-- START OF Material for this task --

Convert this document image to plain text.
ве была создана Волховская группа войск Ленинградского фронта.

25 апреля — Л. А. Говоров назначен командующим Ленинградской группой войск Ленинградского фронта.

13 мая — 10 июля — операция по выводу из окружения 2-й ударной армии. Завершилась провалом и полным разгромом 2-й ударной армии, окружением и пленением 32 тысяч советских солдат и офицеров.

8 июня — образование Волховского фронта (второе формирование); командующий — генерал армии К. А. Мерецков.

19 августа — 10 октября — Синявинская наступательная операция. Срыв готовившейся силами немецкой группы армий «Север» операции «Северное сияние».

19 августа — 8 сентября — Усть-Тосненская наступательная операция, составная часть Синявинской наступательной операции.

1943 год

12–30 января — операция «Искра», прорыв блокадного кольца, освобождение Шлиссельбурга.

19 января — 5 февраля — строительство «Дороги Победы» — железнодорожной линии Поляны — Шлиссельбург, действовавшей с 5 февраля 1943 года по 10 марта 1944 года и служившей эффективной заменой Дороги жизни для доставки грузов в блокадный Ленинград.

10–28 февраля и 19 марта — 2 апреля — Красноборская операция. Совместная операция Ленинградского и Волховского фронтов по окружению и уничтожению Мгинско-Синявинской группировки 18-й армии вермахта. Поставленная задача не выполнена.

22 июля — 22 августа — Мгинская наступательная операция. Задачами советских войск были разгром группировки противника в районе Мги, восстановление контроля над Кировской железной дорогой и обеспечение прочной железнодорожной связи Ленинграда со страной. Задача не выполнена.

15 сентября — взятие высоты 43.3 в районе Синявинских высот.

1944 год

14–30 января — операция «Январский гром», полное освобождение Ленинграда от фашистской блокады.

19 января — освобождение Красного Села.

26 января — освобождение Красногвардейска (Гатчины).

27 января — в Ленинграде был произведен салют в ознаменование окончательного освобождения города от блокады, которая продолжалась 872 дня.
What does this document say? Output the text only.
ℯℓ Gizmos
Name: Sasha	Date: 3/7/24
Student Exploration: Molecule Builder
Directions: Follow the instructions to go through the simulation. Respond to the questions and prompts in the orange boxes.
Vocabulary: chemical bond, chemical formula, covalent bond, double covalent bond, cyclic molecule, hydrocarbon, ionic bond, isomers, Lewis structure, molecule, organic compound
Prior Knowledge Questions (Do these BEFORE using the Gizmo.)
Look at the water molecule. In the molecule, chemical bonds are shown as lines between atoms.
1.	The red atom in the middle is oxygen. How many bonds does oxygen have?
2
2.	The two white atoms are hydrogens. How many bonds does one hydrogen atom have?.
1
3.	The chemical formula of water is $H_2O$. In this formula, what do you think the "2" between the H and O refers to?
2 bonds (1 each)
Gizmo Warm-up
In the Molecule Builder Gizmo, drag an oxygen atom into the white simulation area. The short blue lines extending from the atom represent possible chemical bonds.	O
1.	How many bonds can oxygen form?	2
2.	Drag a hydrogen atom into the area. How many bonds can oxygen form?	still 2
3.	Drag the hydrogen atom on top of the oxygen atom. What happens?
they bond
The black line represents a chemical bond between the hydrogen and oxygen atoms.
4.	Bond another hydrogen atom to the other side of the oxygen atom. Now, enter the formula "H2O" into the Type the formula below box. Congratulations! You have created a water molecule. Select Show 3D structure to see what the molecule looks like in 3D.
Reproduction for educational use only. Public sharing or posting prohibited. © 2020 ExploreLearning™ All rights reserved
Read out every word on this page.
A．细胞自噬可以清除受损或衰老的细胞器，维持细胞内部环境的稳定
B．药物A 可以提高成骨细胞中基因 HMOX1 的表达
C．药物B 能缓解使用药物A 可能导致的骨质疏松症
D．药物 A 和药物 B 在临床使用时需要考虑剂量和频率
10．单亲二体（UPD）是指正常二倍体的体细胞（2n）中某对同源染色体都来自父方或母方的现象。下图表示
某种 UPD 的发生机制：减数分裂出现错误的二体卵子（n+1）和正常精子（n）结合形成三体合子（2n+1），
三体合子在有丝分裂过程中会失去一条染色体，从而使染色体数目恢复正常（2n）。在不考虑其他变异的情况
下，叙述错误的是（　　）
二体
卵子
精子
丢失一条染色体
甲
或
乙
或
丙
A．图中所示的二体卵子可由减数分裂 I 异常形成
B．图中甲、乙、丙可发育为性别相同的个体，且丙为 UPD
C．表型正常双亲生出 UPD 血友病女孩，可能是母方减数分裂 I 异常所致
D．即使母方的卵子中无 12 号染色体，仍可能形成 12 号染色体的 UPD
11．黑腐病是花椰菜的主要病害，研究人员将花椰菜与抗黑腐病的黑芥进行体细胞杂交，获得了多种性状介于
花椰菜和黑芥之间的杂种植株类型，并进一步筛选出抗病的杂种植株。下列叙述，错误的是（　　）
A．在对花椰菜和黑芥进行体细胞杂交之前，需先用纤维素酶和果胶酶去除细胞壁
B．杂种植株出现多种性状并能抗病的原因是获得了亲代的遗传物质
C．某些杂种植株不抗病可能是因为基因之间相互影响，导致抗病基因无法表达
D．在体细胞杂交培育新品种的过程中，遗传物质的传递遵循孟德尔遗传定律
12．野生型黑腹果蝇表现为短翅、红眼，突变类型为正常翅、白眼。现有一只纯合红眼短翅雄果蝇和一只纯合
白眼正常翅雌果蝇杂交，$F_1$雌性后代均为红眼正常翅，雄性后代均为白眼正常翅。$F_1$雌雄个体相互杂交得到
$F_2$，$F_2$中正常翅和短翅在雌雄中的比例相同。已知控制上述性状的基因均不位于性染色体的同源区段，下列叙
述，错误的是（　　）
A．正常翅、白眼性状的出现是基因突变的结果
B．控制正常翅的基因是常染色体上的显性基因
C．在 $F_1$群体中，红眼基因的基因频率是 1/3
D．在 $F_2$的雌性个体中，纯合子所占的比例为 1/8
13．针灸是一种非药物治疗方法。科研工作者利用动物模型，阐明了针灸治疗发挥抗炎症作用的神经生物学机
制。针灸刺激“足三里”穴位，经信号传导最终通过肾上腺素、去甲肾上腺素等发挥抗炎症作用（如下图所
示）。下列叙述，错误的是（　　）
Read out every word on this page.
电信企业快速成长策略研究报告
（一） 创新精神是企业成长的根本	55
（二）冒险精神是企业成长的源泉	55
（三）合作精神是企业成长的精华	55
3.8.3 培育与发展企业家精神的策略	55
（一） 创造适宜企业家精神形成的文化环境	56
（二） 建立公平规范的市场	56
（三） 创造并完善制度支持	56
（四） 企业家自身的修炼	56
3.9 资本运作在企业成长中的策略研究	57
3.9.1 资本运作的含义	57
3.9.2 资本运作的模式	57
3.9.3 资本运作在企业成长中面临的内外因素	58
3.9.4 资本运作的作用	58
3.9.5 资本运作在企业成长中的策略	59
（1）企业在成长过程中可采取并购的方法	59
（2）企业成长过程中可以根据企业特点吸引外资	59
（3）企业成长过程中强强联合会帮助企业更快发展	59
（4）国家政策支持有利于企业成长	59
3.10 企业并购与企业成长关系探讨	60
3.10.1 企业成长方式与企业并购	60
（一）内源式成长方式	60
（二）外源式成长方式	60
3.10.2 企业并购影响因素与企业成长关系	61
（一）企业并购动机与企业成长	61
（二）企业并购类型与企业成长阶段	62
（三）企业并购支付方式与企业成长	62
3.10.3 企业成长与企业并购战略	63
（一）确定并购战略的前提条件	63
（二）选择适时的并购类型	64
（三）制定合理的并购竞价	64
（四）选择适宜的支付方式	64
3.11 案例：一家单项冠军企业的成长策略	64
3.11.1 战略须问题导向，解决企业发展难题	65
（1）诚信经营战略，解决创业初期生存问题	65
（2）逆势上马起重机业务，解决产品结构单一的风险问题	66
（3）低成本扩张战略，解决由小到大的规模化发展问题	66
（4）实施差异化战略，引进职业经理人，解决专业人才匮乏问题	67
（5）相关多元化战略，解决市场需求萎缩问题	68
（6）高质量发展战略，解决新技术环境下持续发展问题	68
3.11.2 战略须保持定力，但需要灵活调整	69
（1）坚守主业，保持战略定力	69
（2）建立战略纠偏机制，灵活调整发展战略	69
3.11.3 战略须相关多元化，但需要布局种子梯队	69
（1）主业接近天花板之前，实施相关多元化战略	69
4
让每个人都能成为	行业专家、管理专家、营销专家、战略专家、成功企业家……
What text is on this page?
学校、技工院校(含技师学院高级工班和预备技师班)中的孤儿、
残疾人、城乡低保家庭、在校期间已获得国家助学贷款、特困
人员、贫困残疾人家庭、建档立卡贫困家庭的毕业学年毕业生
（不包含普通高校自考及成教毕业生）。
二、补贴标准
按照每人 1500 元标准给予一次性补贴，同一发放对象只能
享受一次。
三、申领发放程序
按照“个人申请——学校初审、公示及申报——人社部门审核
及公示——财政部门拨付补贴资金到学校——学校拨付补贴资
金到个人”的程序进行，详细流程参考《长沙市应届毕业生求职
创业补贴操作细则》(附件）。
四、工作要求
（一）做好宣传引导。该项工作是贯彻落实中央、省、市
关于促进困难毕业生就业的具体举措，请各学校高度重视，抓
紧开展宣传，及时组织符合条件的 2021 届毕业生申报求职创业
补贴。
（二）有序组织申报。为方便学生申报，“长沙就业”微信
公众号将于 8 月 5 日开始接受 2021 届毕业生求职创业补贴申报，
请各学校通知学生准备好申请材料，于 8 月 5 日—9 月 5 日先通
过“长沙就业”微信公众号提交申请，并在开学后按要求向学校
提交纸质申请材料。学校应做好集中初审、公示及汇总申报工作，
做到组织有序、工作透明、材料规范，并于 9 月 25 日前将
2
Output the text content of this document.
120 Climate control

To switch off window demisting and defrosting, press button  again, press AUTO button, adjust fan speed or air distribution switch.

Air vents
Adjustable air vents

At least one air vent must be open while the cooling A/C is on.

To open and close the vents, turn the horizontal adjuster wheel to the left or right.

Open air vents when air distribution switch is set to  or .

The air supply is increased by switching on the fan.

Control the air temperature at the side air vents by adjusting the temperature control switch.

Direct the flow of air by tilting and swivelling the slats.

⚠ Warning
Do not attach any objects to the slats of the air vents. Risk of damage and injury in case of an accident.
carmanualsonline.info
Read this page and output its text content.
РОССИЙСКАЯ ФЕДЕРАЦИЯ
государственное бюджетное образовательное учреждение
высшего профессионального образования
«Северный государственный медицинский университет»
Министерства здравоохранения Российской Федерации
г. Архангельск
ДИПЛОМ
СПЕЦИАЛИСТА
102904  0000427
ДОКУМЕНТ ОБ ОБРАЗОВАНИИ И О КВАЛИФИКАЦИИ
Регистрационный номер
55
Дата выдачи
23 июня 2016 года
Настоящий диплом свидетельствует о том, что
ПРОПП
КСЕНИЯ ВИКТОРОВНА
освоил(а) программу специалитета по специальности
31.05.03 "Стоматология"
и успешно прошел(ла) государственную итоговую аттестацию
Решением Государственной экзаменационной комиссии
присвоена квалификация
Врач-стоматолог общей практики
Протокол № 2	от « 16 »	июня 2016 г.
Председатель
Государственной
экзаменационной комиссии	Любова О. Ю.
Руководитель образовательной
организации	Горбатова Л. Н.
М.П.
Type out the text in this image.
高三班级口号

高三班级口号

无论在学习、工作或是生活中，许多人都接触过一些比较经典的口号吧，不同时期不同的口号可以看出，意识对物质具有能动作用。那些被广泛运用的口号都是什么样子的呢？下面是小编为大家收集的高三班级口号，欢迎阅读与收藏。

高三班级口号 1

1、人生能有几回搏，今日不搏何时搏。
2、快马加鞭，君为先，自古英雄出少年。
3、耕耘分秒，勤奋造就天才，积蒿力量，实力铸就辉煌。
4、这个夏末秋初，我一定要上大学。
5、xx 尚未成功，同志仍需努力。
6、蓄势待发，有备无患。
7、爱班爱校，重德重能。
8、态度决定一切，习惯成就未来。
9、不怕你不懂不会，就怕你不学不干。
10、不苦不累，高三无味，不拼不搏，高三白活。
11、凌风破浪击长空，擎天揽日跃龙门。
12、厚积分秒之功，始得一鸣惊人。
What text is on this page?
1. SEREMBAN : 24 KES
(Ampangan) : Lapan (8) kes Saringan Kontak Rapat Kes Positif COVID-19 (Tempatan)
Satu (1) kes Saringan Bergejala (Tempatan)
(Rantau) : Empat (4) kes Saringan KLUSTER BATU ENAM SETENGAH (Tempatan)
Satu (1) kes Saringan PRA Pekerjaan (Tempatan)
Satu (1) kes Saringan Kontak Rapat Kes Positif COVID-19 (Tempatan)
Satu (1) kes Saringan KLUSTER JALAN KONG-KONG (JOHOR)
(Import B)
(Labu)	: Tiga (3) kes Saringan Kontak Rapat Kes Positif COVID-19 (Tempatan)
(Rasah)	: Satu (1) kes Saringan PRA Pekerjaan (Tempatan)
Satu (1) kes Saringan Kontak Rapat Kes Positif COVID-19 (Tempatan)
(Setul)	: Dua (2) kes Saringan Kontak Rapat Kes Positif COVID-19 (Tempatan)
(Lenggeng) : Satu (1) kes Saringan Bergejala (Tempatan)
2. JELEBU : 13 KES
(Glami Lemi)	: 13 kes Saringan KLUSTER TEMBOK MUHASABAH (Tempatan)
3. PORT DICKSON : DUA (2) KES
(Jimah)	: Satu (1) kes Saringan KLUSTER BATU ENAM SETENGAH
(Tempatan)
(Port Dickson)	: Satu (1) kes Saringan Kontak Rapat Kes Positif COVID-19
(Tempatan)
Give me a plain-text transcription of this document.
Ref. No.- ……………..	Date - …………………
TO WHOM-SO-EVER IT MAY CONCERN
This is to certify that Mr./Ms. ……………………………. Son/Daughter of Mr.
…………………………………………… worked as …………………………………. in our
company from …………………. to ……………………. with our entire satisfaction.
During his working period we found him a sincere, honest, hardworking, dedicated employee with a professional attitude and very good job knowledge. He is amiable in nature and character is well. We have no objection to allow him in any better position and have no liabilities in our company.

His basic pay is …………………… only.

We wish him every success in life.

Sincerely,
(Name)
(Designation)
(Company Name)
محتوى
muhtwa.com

-- END OF Material for this task --

What to work on → Where a line in the entries holds "сентября", copy that line.

Correct output →
19 августа — 8 сентября — Усть-Тосненская наступательная операция, составная часть Синявинской наступательной операции.
15 сентября — взятие высоты 43.3 в районе Синявинских высот.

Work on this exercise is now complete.